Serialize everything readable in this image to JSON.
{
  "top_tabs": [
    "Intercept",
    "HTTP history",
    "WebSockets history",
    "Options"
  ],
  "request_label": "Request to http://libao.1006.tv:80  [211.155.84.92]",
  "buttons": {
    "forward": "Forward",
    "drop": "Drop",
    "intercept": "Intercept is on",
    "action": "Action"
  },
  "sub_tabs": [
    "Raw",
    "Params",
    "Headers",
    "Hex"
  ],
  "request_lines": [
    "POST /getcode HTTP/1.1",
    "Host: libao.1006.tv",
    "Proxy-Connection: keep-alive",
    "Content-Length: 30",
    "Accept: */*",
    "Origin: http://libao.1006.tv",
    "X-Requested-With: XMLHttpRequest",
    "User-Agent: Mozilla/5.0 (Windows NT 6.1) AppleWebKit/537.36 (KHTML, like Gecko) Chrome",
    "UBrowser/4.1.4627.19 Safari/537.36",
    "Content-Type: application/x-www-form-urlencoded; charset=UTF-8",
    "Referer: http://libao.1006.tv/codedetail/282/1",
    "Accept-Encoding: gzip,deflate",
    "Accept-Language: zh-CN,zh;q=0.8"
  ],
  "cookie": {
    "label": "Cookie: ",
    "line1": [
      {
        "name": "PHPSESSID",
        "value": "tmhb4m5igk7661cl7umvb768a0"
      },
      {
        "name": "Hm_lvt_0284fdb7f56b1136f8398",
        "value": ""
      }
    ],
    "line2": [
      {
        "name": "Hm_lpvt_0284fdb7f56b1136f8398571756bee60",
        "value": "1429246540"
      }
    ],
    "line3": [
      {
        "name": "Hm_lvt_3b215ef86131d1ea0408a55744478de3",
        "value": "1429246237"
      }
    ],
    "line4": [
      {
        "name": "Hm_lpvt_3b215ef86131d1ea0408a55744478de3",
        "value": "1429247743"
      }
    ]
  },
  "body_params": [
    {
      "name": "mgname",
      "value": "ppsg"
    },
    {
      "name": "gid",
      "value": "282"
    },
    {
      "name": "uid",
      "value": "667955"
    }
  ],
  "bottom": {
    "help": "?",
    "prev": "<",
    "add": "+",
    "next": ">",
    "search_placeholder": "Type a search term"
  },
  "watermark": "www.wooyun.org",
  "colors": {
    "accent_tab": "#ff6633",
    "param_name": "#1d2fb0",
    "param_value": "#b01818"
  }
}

◆ ◆ ◆ ◆ ◆ ◆ ◆

__CHALLENGE__:
Gather up the lines that contain the word "Intercept".

__RESPONSE TO THE EXERCISE__:
    "Intercept",
    "intercept": "Intercept is on",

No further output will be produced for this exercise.